■ **Dataset entries**:
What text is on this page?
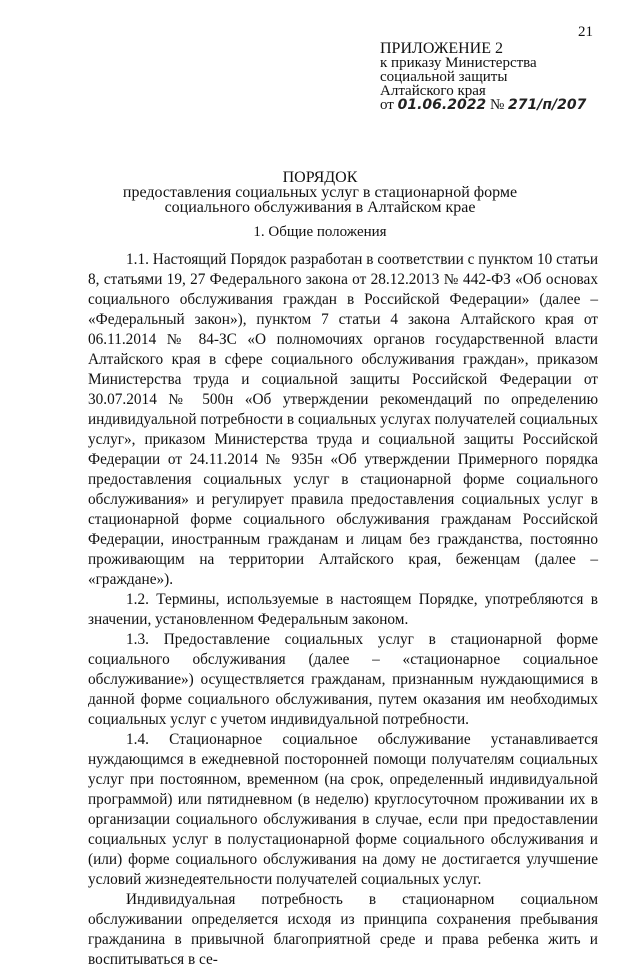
21
ПРИЛОЖЕНИЕ 2
к приказу Министерства
социальной защиты
Алтайского края
от 01.06.2022 № 271/п/207
ПОРЯДОК
предоставления социальных услуг в стационарной форме
социального обслуживания в Алтайском крае
1. Общие положения

1.1. Настоящий Порядок разработан в соответствии с пунктом 10 статьи 8, статьями 19, 27 Федерального закона от 28.12.2013 № 442-ФЗ «Об основах социального обслуживания граждан в Российской Федерации» (далее – «Федеральный закон»), пунктом 7 статьи 4 закона Алтайского края от 06.11.2014 № 84-ЗС «О полномочиях органов государственной власти Алтайского края в сфере социального обслуживания граждан», приказом Министерства труда и социальной защиты Российской Федерации от 30.07.2014 № 500н «Об утверждении рекомендаций по определению индивидуальной потребности в социальных услугах получателей социальных услуг», приказом Министерства труда и социальной защиты Российской Федерации от 24.11.2014 № 935н «Об утверждении Примерного порядка предоставления социальных услуг в стационарной форме социального обслуживания» и регулирует правила предоставления социальных услуг в стационарной форме социального обслуживания гражданам Российской Федерации, иностранным гражданам и лицам без гражданства, постоянно проживающим на территории Алтайского края, беженцам (далее – «граждане»).

1.2. Термины, используемые в настоящем Порядке, употребляются в значении, установленном Федеральным законом.

1.3. Предоставление социальных услуг в стационарной форме социального обслуживания (далее – «стационарное социальное обслуживание») осуществляется гражданам, признанным нуждающимися в данной форме социального обслуживания, путем оказания им необходимых социальных услуг с учетом индивидуальной потребности.

1.4. Стационарное социальное обслуживание устанавливается нуждающимся в ежедневной посторонней помощи получателям социальных услуг при постоянном, временном (на срок, определенный индивидуальной программой) или пятидневном (в неделю) круглосуточном проживании их в организации социального обслуживания в случае, если при предоставлении социальных услуг в полустационарной форме социального обслуживания и (или) форме социального обслуживания на дому не достигается улучшение условий жизнедеятельности получателей социальных услуг.

Индивидуальная потребность в стационарном социальном обслуживании определяется исходя из принципа сохранения пребывания гражданина в привычной благоприятной среде и права ребенка жить и воспитываться в се-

■ **Requirement**: Repeat every record precisely. Any picture among them stays out of the copy.

■ **Solution**:
What text is on this page?
21
ПРИЛОЖЕНИЕ 2
к приказу Министерства
социальной защиты
Алтайского края
от 01.06.2022 № 271/п/207
ПОРЯДОК
предоставления социальных услуг в стационарной форме
социального обслуживания в Алтайском крае
1. Общие положения

1.1. Настоящий Порядок разработан в соответствии с пунктом 10 статьи 8, статьями 19, 27 Федерального закона от 28.12.2013 № 442-ФЗ «Об основах социального обслуживания граждан в Российской Федерации» (далее – «Федеральный закон»), пунктом 7 статьи 4 закона Алтайского края от 06.11.2014 № 84-ЗС «О полномочиях органов государственной власти Алтайского края в сфере социального обслуживания граждан», приказом Министерства труда и социальной защиты Российской Федерации от 30.07.2014 № 500н «Об утверждении рекомендаций по определению индивидуальной потребности в социальных услугах получателей социальных услуг», приказом Министерства труда и социальной защиты Российской Федерации от 24.11.2014 № 935н «Об утверждении Примерного порядка предоставления социальных услуг в стационарной форме социального обслуживания» и регулирует правила предоставления социальных услуг в стационарной форме социального обслуживания гражданам Российской Федерации, иностранным гражданам и лицам без гражданства, постоянно проживающим на территории Алтайского края, беженцам (далее – «граждане»).

1.2. Термины, используемые в настоящем Порядке, употребляются в значении, установленном Федеральным законом.

1.3. Предоставление социальных услуг в стационарной форме социального обслуживания (далее – «стационарное социальное обслуживание») осуществляется гражданам, признанным нуждающимися в данной форме социального обслуживания, путем оказания им необходимых социальных услуг с учетом индивидуальной потребности.

1.4. Стационарное социальное обслуживание устанавливается нуждающимся в ежедневной посторонней помощи получателям социальных услуг при постоянном, временном (на срок, определенный индивидуальной программой) или пятидневном (в неделю) круглосуточном проживании их в организации социального обслуживания в случае, если при предоставлении социальных услуг в полустационарной форме социального обслуживания и (или) форме социального обслуживания на дому не достигается улучшение условий жизнедеятельности получателей социальных услуг.

Индивидуальная потребность в стационарном социальном обслуживании определяется исходя из принципа сохранения пребывания гражданина в привычной благоприятной среде и права ребенка жить и воспитываться в се-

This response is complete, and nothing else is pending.